Gather up all lines that carry the word "this".

☆ ☆ ☆ ☆ ☆ ☆ ☆

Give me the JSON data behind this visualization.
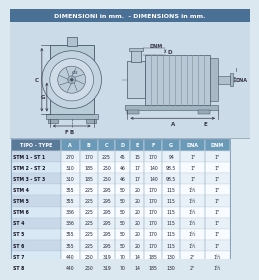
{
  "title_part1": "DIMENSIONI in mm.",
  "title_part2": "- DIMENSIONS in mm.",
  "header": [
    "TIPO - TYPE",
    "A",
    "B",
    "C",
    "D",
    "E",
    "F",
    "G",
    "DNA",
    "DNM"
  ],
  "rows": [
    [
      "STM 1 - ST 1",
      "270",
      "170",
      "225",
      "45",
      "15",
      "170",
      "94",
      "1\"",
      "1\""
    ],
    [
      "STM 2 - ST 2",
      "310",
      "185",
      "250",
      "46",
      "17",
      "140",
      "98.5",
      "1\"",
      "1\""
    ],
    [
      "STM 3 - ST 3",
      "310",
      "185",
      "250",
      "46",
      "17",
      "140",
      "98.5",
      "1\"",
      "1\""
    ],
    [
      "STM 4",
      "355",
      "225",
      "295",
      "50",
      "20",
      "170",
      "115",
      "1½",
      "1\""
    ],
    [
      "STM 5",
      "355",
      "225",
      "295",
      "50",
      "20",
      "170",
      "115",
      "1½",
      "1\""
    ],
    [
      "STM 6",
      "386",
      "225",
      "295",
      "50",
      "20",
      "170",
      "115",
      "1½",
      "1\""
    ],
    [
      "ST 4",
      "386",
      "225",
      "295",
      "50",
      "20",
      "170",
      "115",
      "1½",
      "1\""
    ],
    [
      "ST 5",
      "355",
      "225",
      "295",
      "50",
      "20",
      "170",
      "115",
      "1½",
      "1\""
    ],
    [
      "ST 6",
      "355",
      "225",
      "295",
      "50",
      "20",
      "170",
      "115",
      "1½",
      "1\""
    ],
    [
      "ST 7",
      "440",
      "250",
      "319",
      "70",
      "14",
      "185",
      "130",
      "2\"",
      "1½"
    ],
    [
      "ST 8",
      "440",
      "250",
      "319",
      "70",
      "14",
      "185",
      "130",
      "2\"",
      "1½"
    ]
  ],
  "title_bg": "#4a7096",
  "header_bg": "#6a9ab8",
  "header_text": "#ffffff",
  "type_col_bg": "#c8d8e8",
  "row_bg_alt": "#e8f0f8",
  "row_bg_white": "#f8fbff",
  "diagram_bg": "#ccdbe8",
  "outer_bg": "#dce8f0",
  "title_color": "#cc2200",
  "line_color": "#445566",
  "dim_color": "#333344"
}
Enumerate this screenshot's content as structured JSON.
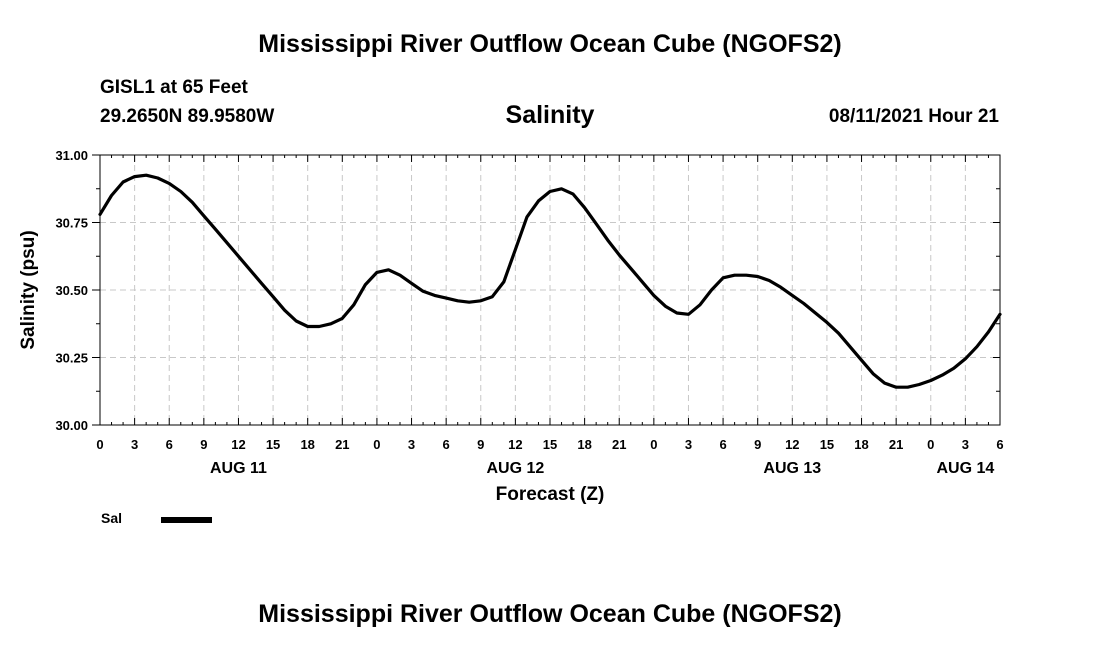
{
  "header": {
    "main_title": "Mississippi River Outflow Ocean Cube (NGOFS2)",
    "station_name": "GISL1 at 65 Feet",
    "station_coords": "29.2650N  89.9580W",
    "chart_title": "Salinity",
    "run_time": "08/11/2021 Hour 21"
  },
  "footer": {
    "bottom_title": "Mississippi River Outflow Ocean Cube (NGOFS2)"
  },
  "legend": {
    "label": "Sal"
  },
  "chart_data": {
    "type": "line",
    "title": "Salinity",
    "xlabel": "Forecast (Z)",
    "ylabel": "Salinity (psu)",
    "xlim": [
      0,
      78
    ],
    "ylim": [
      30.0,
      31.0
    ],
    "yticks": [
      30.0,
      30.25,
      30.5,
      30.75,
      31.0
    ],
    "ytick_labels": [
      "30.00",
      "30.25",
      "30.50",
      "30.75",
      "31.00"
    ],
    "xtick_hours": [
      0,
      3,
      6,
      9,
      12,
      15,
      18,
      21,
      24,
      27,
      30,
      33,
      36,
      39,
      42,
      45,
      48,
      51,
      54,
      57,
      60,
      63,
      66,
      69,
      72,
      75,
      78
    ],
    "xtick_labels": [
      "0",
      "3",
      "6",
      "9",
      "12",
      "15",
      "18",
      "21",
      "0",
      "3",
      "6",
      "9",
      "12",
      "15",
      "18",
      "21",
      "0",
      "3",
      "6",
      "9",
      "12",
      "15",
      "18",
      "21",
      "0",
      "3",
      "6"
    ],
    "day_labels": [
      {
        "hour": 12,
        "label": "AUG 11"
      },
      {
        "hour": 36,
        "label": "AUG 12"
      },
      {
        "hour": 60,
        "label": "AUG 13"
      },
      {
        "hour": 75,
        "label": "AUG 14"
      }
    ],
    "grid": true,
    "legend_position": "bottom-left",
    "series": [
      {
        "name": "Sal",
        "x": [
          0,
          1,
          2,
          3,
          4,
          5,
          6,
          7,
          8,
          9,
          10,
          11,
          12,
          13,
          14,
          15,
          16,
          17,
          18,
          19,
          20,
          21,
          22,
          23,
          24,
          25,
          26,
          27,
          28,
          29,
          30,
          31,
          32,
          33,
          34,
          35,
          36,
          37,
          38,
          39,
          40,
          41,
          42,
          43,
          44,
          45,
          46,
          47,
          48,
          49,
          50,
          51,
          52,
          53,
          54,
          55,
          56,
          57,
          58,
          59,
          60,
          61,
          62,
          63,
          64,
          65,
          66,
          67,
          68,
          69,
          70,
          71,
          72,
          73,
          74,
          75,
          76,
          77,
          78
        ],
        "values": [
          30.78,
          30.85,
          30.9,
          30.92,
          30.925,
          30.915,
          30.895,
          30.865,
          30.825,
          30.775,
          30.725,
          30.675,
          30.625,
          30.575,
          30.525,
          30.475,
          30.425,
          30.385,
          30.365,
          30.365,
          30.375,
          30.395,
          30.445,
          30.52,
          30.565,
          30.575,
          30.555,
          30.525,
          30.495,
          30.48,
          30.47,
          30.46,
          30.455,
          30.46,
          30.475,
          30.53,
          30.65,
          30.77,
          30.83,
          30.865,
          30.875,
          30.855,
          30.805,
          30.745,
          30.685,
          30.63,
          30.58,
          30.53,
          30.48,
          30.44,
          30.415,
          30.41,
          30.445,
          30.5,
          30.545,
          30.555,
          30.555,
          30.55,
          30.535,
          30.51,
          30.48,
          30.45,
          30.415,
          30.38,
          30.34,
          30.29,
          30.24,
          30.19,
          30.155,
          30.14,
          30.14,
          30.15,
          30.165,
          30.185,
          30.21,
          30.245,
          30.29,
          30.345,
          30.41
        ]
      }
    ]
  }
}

☆ ☆ ☆ ☆ ☆ ☆ ☆

[Full response]:
Give me the JSON data behind this visualization.
Enumerate this screenshot's content as structured JSON.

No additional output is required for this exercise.